═══ Available data

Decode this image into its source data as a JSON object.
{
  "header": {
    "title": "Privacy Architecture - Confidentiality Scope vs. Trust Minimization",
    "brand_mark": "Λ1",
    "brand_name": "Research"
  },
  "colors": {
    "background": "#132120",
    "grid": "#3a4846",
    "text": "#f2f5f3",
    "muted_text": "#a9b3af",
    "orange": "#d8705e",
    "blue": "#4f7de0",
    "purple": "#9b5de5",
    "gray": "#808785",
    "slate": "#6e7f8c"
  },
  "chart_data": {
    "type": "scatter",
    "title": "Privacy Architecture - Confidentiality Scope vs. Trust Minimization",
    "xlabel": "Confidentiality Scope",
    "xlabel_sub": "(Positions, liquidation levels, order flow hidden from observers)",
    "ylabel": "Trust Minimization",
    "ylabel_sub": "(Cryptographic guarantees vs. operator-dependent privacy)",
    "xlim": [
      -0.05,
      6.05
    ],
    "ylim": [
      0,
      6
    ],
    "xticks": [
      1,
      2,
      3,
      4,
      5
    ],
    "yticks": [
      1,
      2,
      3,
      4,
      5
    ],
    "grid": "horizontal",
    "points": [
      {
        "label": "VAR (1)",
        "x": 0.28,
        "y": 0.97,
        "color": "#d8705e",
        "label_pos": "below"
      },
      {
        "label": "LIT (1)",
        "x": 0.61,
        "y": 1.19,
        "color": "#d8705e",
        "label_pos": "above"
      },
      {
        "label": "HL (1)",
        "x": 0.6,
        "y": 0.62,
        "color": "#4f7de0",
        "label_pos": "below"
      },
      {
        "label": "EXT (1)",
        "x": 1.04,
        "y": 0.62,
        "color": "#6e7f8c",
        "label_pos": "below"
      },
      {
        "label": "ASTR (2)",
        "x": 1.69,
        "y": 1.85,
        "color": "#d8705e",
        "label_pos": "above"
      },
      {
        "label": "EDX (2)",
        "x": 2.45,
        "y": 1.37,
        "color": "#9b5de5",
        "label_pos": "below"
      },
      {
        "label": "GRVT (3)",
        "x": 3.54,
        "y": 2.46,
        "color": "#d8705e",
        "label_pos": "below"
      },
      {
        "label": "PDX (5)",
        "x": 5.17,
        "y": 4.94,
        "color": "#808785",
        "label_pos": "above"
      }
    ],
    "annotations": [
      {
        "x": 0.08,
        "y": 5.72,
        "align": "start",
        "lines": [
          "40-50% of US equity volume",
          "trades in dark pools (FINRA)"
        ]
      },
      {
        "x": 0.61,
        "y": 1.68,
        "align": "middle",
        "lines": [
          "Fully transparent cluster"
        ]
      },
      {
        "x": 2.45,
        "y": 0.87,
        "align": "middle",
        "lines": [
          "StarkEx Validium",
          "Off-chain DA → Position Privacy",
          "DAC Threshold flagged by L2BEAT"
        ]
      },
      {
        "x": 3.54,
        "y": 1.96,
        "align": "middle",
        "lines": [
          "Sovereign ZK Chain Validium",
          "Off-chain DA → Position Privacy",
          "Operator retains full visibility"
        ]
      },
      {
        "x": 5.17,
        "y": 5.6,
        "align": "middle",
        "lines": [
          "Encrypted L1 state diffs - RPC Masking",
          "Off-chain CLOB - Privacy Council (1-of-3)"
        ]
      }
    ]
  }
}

══════

Directions:
Restate the whole listing exactly.

Output for this task:
Decode this image into its source data as a JSON object.
{
  "header": {
    "title": "Privacy Architecture - Confidentiality Scope vs. Trust Minimization",
    "brand_mark": "Λ1",
    "brand_name": "Research"
  },
  "colors": {
    "background": "#132120",
    "grid": "#3a4846",
    "text": "#f2f5f3",
    "muted_text": "#a9b3af",
    "orange": "#d8705e",
    "blue": "#4f7de0",
    "purple": "#9b5de5",
    "gray": "#808785",
    "slate": "#6e7f8c"
  },
  "chart_data": {
    "type": "scatter",
    "title": "Privacy Architecture - Confidentiality Scope vs. Trust Minimization",
    "xlabel": "Confidentiality Scope",
    "xlabel_sub": "(Positions, liquidation levels, order flow hidden from observers)",
    "ylabel": "Trust Minimization",
    "ylabel_sub": "(Cryptographic guarantees vs. operator-dependent privacy)",
    "xlim": [
      -0.05,
      6.05
    ],
    "ylim": [
      0,
      6
    ],
    "xticks": [
      1,
      2,
      3,
      4,
      5
    ],
    "yticks": [
      1,
      2,
      3,
      4,
      5
    ],
    "grid": "horizontal",
    "points": [
      {
        "label": "VAR (1)",
        "x": 0.28,
        "y": 0.97,
        "color": "#d8705e",
        "label_pos": "below"
      },
      {
        "label": "LIT (1)",
        "x": 0.61,
        "y": 1.19,
        "color": "#d8705e",
        "label_pos": "above"
      },
      {
        "label": "HL (1)",
        "x": 0.6,
        "y": 0.62,
        "color": "#4f7de0",
        "label_pos": "below"
      },
      {
        "label": "EXT (1)",
        "x": 1.04,
        "y": 0.62,
        "color": "#6e7f8c",
        "label_pos": "below"
      },
      {
        "label": "ASTR (2)",
        "x": 1.69,
        "y": 1.85,
        "color": "#d8705e",
        "label_pos": "above"
      },
      {
        "label": "EDX (2)",
        "x": 2.45,
        "y": 1.37,
        "color": "#9b5de5",
        "label_pos": "below"
      },
      {
        "label": "GRVT (3)",
        "x": 3.54,
        "y": 2.46,
        "color": "#d8705e",
        "label_pos": "below"
      },
      {
        "label": "PDX (5)",
        "x": 5.17,
        "y": 4.94,
        "color": "#808785",
        "label_pos": "above"
      }
    ],
    "annotations": [
      {
        "x": 0.08,
        "y": 5.72,
        "align": "start",
        "lines": [
          "40-50% of US equity volume",
          "trades in dark pools (FINRA)"
        ]
      },
      {
        "x": 0.61,
        "y": 1.68,
        "align": "middle",
        "lines": [
          "Fully transparent cluster"
        ]
      },
      {
        "x": 2.45,
        "y": 0.87,
        "align": "middle",
        "lines": [
          "StarkEx Validium",
          "Off-chain DA → Position Privacy",
          "DAC Threshold flagged by L2BEAT"
        ]
      },
      {
        "x": 3.54,
        "y": 1.96,
        "align": "middle",
        "lines": [
          "Sovereign ZK Chain Validium",
          "Off-chain DA → Position Privacy",
          "Operator retains full visibility"
        ]
      },
      {
        "x": 5.17,
        "y": 5.6,
        "align": "middle",
        "lines": [
          "Encrypted L1 state diffs - RPC Masking",
          "Off-chain CLOB - Privacy Council (1-of-3)"
        ]
      }
    ]
  }
}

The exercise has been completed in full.